# start of Material for this task

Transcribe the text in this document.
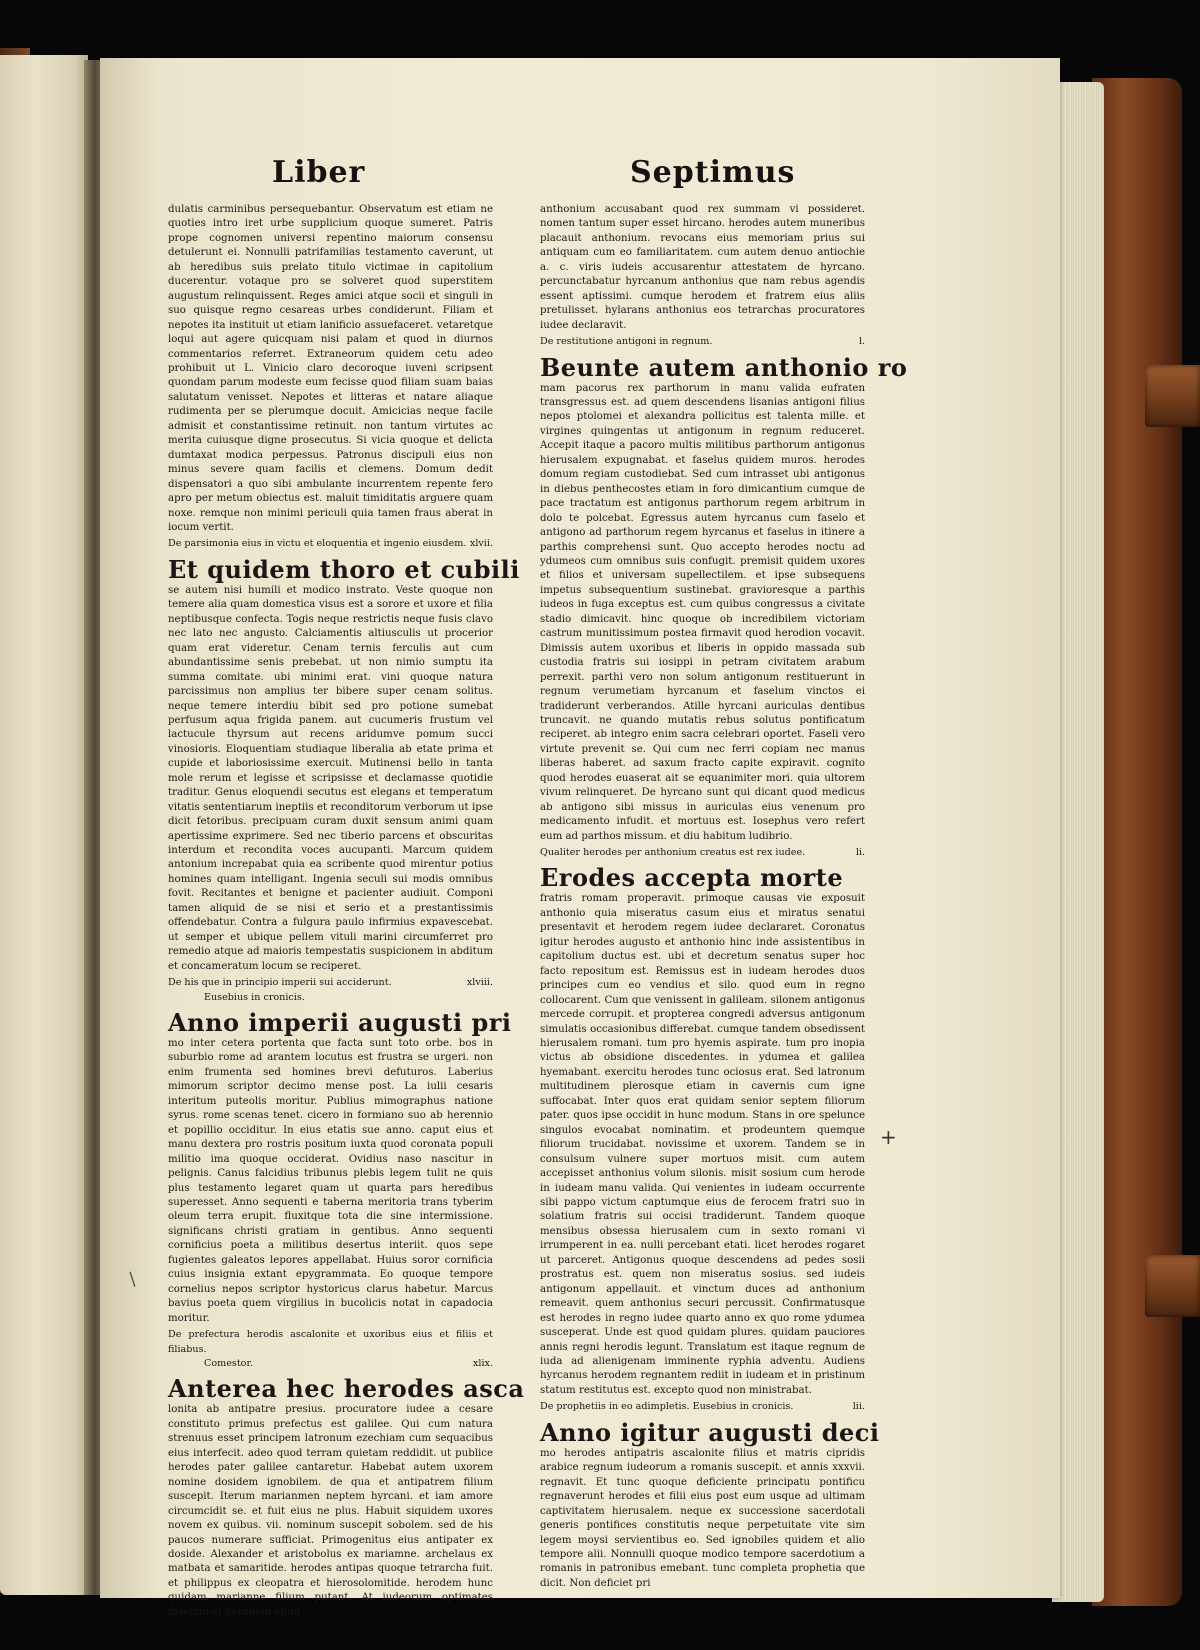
Liber	Septimus

dulatis carminibus persequebantur. Observatum est etiam ne quoties intro iret urbe supplicium quoque sumeret. Patris prope cognomen universi repentino maiorum consensu detulerunt ei. Nonnulli patrifamilias testamento caverunt, ut ab heredibus suis prelato titulo victimae in capitolium ducerentur. votaque pro se solveret quod superstitem augustum relinquissent. Reges amici atque socii et singuli in suo quisque regno cesareas urbes condiderunt. Filiam et nepotes ita instituit ut etiam lanificio assuefaceret. vetaretque loqui aut agere quicquam nisi palam et quod in diurnos commentarios referret. Extraneorum quidem cetu adeo prohibuit ut L. Vinicio claro decoroque iuveni scripsent quondam parum modeste eum fecisse quod filiam suam baias salutatum venisset. Nepotes et litteras et natare aliaque rudimenta per se plerumque docuit. Amicicias neque facile admisit et constantissime retinuit. non tantum virtutes ac merita cuiusque digne prosecutus. Si vicia quoque et delicta dumtaxat modica perpessus. Patronus discipuli eius non minus severe quam facilis et clemens. Domum dedit dispensatori a quo sibi ambulante incurrentem repente fero apro per metum obiectus est. maluit timiditatis arguere quam noxe. remque non minimi periculi quia tamen fraus aberat in iocum vertit.

xlvii.
De parsimonia eius in victu et eloquentia et ingenio eiusdem.

Et quidem thoro et cubili

se autem nisi humili et modico instrato. Veste quoque non temere alia quam domestica visus est a sorore et uxore et filia neptibusque confecta. Togis neque restrictis neque fusis clavo nec lato nec angusto. Calciamentis altiusculis ut procerior quam erat videretur. Cenam ternis ferculis aut cum abundantissime senis prebebat. ut non nimio sumptu ita summa comitate. ubi minimi erat. vini quoque natura parcissimus non amplius ter bibere super cenam solitus. neque temere interdiu bibit sed pro potione sumebat perfusum aqua frigida panem. aut cucumeris frustum vel lactucule thyrsum aut recens aridumve pomum succi vinosioris. Eloquentiam studiaque liberalia ab etate prima et cupide et laboriosissime exercuit. Mutinensi bello in tanta mole rerum et legisse et scripsisse et declamasse quotidie traditur. Genus eloquendi secutus est elegans et temperatum vitatis sententiarum ineptiis et reconditorum verborum ut ipse dicit fetoribus. precipuam curam duxit sensum animi quam apertissime exprimere. Sed nec tiberio parcens et obscuritas interdum et recondita voces aucupanti. Marcum quidem antonium increpabat quia ea scribente quod mirentur potius homines quam intelligant. Ingenia seculi sui modis omnibus fovit. Recitantes et benigne et pacienter audiuit. Componi tamen aliquid de se nisi et serio et a prestantissimis offendebatur. Contra a fulgura paulo infirmius expavescebat. ut semper et ubique pellem vituli marini circumferret pro remedio atque ad maioris tempestatis suspicionem in abditum et concameratum locum se reciperet.

xlviii.
De his que in principio imperii sui acciderunt.

Eusebius in cronicis.

Anno imperii augusti pri

mo inter cetera portenta que facta sunt toto orbe. bos in suburbio rome ad arantem locutus est frustra se urgeri. non enim frumenta sed homines brevi defuturos. Laberius mimorum scriptor decimo mense post. La iulii cesaris interitum puteolis moritur. Publius mimographus natione syrus. rome scenas tenet. cicero in formiano suo ab herennio et popillio occiditur. In eius etatis sue anno. caput eius et manu dextera pro rostris positum iuxta quod coronata populi militio ima quoque occiderat. Ovidius naso nascitur in pelignis. Canus falcidius tribunus plebis legem tulit ne quis plus testamento legaret quam ut quarta pars heredibus superesset. Anno sequenti e taberna meritoria trans tyberim oleum terra erupit. fluxitque tota die sine intermissione. significans christi gratiam in gentibus. Anno sequenti cornificius poeta a militibus desertus interiit. quos sepe fugientes galeatos lepores appellabat. Huius soror cornificia cuius insignia extant epygrammata. Eo quoque tempore cornelius nepos scriptor hystoricus clarus habetur. Marcus bavius poeta quem virgilius in bucolicis notat in capadocia moritur.

De prefectura herodis ascalonite et uxoribus eius et filiis et filiabus.

Comestor.	xlix.

Anterea hec herodes asca

lonita ab antipatre presius. procuratore iudee a cesare constituto primus prefectus est galilee. Qui cum natura strenuus esset principem latronum ezechiam cum sequacibus eius interfecit. adeo quod terram quietam reddidit. ut publice herodes pater galilee cantaretur. Habebat autem uxorem nomine dosidem ignobilem. de qua et antipatrem filium suscepit. Iterum marianmen neptem hyrcani. et iam amore circumcidit se. et fuit eius ne plus. Habuit siquidem uxores novem ex quibus. vii. nominum suscepit sobolem. sed de his paucos numerare sufficiat. Primogenitus eius antipater ex doside. Alexander et aristobolus ex mariamne. archelaus ex matbata et samaritide. herodes antipas quoque tetrarcha fuit. et philippus ex cleopatra et hierosolomitide. herodem hunc quidam marianne filium putant. At iudeorum optimates faselum et herodem apud

anthonium accusabant quod rex summam vi possideret. nomen tantum super esset hircano. herodes autem muneribus placauit anthonium. revocans eius memoriam prius sui antiquam cum eo familiaritatem. cum autem denuo antiochie a. c. viris iudeis accusarentur attestatem de hyrcano. percunctabatur hyrcanum anthonius que nam rebus agendis essent aptissimi. cumque herodem et fratrem eius aliis pretulisset. hylarans anthonius eos tetrarchas procuratores iudee declaravit.

l.
De restitutione antigoni in regnum.

Beunte autem anthonio ro

mam pacorus rex parthorum in manu valida eufraten transgressus est. ad quem descendens lisanias antigoni filius nepos ptolomei et alexandra pollicitus est talenta mille. et virgines quingentas ut antigonum in regnum reduceret. Accepit itaque a pacoro multis militibus parthorum antigonus hierusalem expugnabat. et faselus quidem muros. herodes domum regiam custodiebat. Sed cum intrasset ubi antigonus in diebus penthecostes etiam in foro dimicantium cumque de pace tractatum est antigonus parthorum regem arbitrum in dolo te polcebat. Egressus autem hyrcanus cum faselo et antigono ad parthorum regem hyrcanus et faselus in itinere a parthis comprehensi sunt. Quo accepto herodes noctu ad ydumeos cum omnibus suis confugit. premisit quidem uxores et filios et universam supellectilem. et ipse subsequens impetus subsequentium sustinebat. gravioresque a parthis iudeos in fuga exceptus est. cum quibus congressus a civitate stadio dimicavit. hinc quoque ob incredibilem victoriam castrum munitissimum postea firmavit quod herodion vocavit. Dimissis autem uxoribus et liberis in oppido massada sub custodia fratris sui iosippi in petram civitatem arabum perrexit. parthi vero non solum antigonum restituerunt in regnum verumetiam hyrcanum et faselum vinctos ei tradiderunt verberandos. Atille hyrcani auriculas dentibus truncavit. ne quando mutatis rebus solutus pontificatum reciperet. ab integro enim sacra celebrari oportet. Faseli vero virtute prevenit se. Qui cum nec ferri copiam nec manus liberas haberet. ad saxum fracto capite expiravit. cognito quod herodes euaserat ait se equanimiter mori. quia ultorem vivum relinqueret. De hyrcano sunt qui dicant quod medicus ab antigono sibi missus in auriculas eius venenum pro medicamento infudit. et mortuus est. Iosephus vero refert eum ad parthos missum. et diu habitum ludibrio.

li.
Qualiter herodes per anthonium creatus est rex iudee.

Erodes accepta morte

fratris romam properavit. primoque causas vie exposuit anthonio quia miseratus casum eius et miratus senatui presentavit et herodem regem iudee declararet. Coronatus igitur herodes augusto et anthonio hinc inde assistentibus in capitolium ductus est. ubi et decretum senatus super hoc facto repositum est. Remissus est in iudeam herodes duos principes cum eo vendius et silo. quod eum in regno collocarent. Cum que venissent in galileam. silonem antigonus mercede corrupit. et propterea congredi adversus antigonum simulatis occasionibus differebat. cumque tandem obsedissent hierusalem romani. tum pro hyemis aspirate. tum pro inopia victus ab obsidione discedentes. in ydumea et galilea hyemabant. exercitu herodes tunc ociosus erat. Sed latronum multitudinem plerosque etiam in cavernis cum igne suffocabat. Inter quos erat quidam senior septem filiorum pater. quos ipse occidit in hunc modum. Stans in ore spelunce singulos evocabat nominatim. et prodeuntem quemque filiorum trucidabat. novissime et uxorem. Tandem se in consulsum vulnere super mortuos misit. cum autem accepisset anthonius volum silonis. misit sosium cum herode in iudeam manu valida. Qui venientes in iudeam occurrente sibi pappo victum captumque eius de ferocem fratri suo in solatium fratris sui occisi tradiderunt. Tandem quoque mensibus obsessa hierusalem cum in sexto romani vi irrumperent in ea. nulli percebant etati. licet herodes rogaret ut parceret. Antigonus quoque descendens ad pedes sosii prostratus est. quem non miseratus sosius. sed iudeis antigonum appellauit. et vinctum duces ad anthonium remeavit. quem anthonius securi percussit. Confirmatusque est herodes in regno iudee quarto anno ex quo rome ydumea susceperat. Unde est quod quidam plures. quidam pauciores annis regni herodis legunt. Translatum est itaque regnum de iuda ad alienigenam imminente ryphia adventu. Audiens hyrcanus herodem regnantem rediit in iudeam et in pristinum statum restitutus est. excepto quod non ministrabat.

lii.
De prophetiis in eo adimpletis. Eusebius in cronicis.

Anno igitur augusti deci

mo herodes antipatris ascalonite filius et matris cipridis arabice regnum iudeorum a romanis suscepit. et annis xxxvii. regnavit. Et tunc quoque deficiente principatu pontificu regnaverunt herodes et filii eius post eum usque ad ultimam captivitatem hierusalem. neque ex successione sacerdotali generis pontifices constitutis neque perpetuitate vite sim legem moysi servientibus eo. Sed ignobiles quidem et alio tempore alii. Nonnulli quoque modico tempore sacerdotium a romanis in patronibus emebant. tunc completa prophetia que dicit. Non deficiet pri

+
/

# end of Material for this task

[Given request]:
Say how many lines in the records hold the string "Eusebius", and say nothing else.

[Solution]:
2